— Start of Given information —

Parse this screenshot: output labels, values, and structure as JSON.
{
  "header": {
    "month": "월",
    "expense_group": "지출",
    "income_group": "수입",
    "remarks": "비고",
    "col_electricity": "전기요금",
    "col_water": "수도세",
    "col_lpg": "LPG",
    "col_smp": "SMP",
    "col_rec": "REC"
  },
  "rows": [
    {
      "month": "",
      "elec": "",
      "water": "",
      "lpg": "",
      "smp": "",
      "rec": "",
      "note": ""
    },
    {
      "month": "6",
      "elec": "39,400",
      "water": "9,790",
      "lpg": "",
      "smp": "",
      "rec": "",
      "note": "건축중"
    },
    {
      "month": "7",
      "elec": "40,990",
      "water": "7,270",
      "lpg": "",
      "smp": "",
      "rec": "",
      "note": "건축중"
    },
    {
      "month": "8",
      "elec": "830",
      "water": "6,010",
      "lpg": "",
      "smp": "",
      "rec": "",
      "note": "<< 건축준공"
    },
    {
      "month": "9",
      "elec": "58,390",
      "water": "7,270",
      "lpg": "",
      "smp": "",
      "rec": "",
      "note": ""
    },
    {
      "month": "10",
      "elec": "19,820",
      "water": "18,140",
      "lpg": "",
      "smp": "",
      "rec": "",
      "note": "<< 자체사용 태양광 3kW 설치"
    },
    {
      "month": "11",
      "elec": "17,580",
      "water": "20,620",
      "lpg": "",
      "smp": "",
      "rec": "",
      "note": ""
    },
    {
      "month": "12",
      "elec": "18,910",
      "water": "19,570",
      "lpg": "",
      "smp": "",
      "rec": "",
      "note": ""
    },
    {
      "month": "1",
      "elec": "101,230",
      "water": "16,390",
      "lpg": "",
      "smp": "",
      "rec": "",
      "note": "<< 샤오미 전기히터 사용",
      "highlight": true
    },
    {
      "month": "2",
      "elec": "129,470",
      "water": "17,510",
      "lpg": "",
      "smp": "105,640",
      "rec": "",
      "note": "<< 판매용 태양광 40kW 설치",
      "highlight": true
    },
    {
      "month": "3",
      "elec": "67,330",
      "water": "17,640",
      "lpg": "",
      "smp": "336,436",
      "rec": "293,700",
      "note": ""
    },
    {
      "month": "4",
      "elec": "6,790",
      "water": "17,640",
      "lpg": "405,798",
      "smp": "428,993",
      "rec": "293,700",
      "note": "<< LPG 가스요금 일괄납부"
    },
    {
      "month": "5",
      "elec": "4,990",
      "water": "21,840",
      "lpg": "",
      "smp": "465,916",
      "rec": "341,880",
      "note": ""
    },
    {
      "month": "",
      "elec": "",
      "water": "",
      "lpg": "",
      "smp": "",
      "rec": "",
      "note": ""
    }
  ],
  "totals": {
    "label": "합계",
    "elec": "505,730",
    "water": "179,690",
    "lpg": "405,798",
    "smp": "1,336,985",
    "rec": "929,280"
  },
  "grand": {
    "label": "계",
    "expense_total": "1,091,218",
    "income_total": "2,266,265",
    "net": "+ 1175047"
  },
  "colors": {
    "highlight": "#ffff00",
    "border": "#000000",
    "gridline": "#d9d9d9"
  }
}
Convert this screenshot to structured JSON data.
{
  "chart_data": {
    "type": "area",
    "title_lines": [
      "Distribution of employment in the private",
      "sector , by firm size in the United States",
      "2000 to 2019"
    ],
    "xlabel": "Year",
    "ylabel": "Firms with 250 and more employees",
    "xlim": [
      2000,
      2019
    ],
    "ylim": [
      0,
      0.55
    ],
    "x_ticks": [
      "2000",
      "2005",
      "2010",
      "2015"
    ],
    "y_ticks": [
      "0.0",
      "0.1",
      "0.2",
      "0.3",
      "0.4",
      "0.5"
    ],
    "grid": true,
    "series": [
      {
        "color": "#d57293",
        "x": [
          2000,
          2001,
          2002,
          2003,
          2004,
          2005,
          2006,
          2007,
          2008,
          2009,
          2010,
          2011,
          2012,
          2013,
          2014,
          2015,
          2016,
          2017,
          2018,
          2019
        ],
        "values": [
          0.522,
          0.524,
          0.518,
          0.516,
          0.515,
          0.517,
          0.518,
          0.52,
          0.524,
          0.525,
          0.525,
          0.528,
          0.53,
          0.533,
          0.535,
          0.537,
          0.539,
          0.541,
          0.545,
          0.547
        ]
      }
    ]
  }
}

— End of Given information —

» Instructions for the task
Repeat the material above in full, keeping every word.

» Response for this exercise
Parse this screenshot: output labels, values, and structure as JSON.
{
  "header": {
    "month": "월",
    "expense_group": "지출",
    "income_group": "수입",
    "remarks": "비고",
    "col_electricity": "전기요금",
    "col_water": "수도세",
    "col_lpg": "LPG",
    "col_smp": "SMP",
    "col_rec": "REC"
  },
  "rows": [
    {
      "month": "",
      "elec": "",
      "water": "",
      "lpg": "",
      "smp": "",
      "rec": "",
      "note": ""
    },
    {
      "month": "6",
      "elec": "39,400",
      "water": "9,790",
      "lpg": "",
      "smp": "",
      "rec": "",
      "note": "건축중"
    },
    {
      "month": "7",
      "elec": "40,990",
      "water": "7,270",
      "lpg": "",
      "smp": "",
      "rec": "",
      "note": "건축중"
    },
    {
      "month": "8",
      "elec": "830",
      "water": "6,010",
      "lpg": "",
      "smp": "",
      "rec": "",
      "note": "<< 건축준공"
    },
    {
      "month": "9",
      "elec": "58,390",
      "water": "7,270",
      "lpg": "",
      "smp": "",
      "rec": "",
      "note": ""
    },
    {
      "month": "10",
      "elec": "19,820",
      "water": "18,140",
      "lpg": "",
      "smp": "",
      "rec": "",
      "note": "<< 자체사용 태양광 3kW 설치"
    },
    {
      "month": "11",
      "elec": "17,580",
      "water": "20,620",
      "lpg": "",
      "smp": "",
      "rec": "",
      "note": ""
    },
    {
      "month": "12",
      "elec": "18,910",
      "water": "19,570",
      "lpg": "",
      "smp": "",
      "rec": "",
      "note": ""
    },
    {
      "month": "1",
      "elec": "101,230",
      "water": "16,390",
      "lpg": "",
      "smp": "",
      "rec": "",
      "note": "<< 샤오미 전기히터 사용",
      "highlight": true
    },
    {
      "month": "2",
      "elec": "129,470",
      "water": "17,510",
      "lpg": "",
      "smp": "105,640",
      "rec": "",
      "note": "<< 판매용 태양광 40kW 설치",
      "highlight": true
    },
    {
      "month": "3",
      "elec": "67,330",
      "water": "17,640",
      "lpg": "",
      "smp": "336,436",
      "rec": "293,700",
      "note": ""
    },
    {
      "month": "4",
      "elec": "6,790",
      "water": "17,640",
      "lpg": "405,798",
      "smp": "428,993",
      "rec": "293,700",
      "note": "<< LPG 가스요금 일괄납부"
    },
    {
      "month": "5",
      "elec": "4,990",
      "water": "21,840",
      "lpg": "",
      "smp": "465,916",
      "rec": "341,880",
      "note": ""
    },
    {
      "month": "",
      "elec": "",
      "water": "",
      "lpg": "",
      "smp": "",
      "rec": "",
      "note": ""
    }
  ],
  "totals": {
    "label": "합계",
    "elec": "505,730",
    "water": "179,690",
    "lpg": "405,798",
    "smp": "1,336,985",
    "rec": "929,280"
  },
  "grand": {
    "label": "계",
    "expense_total": "1,091,218",
    "income_total": "2,266,265",
    "net": "+ 1175047"
  },
  "colors": {
    "highlight": "#ffff00",
    "border": "#000000",
    "gridline": "#d9d9d9"
  }
}
Convert this screenshot to structured JSON data.
{
  "chart_data": {
    "type": "area",
    "title_lines": [
      "Distribution of employment in the private",
      "sector , by firm size in the United States",
      "2000 to 2019"
    ],
    "xlabel": "Year",
    "ylabel": "Firms with 250 and more employees",
    "xlim": [
      2000,
      2019
    ],
    "ylim": [
      0,
      0.55
    ],
    "x_ticks": [
      "2000",
      "2005",
      "2010",
      "2015"
    ],
    "y_ticks": [
      "0.0",
      "0.1",
      "0.2",
      "0.3",
      "0.4",
      "0.5"
    ],
    "grid": true,
    "series": [
      {
        "color": "#d57293",
        "x": [
          2000,
          2001,
          2002,
          2003,
          2004,
          2005,
          2006,
          2007,
          2008,
          2009,
          2010,
          2011,
          2012,
          2013,
          2014,
          2015,
          2016,
          2017,
          2018,
          2019
        ],
        "values": [
          0.522,
          0.524,
          0.518,
          0.516,
          0.515,
          0.517,
          0.518,
          0.52,
          0.524,
          0.525,
          0.525,
          0.528,
          0.53,
          0.533,
          0.535,
          0.537,
          0.539,
          0.541,
          0.545,
          0.547
        ]
      }
    ]
  }
}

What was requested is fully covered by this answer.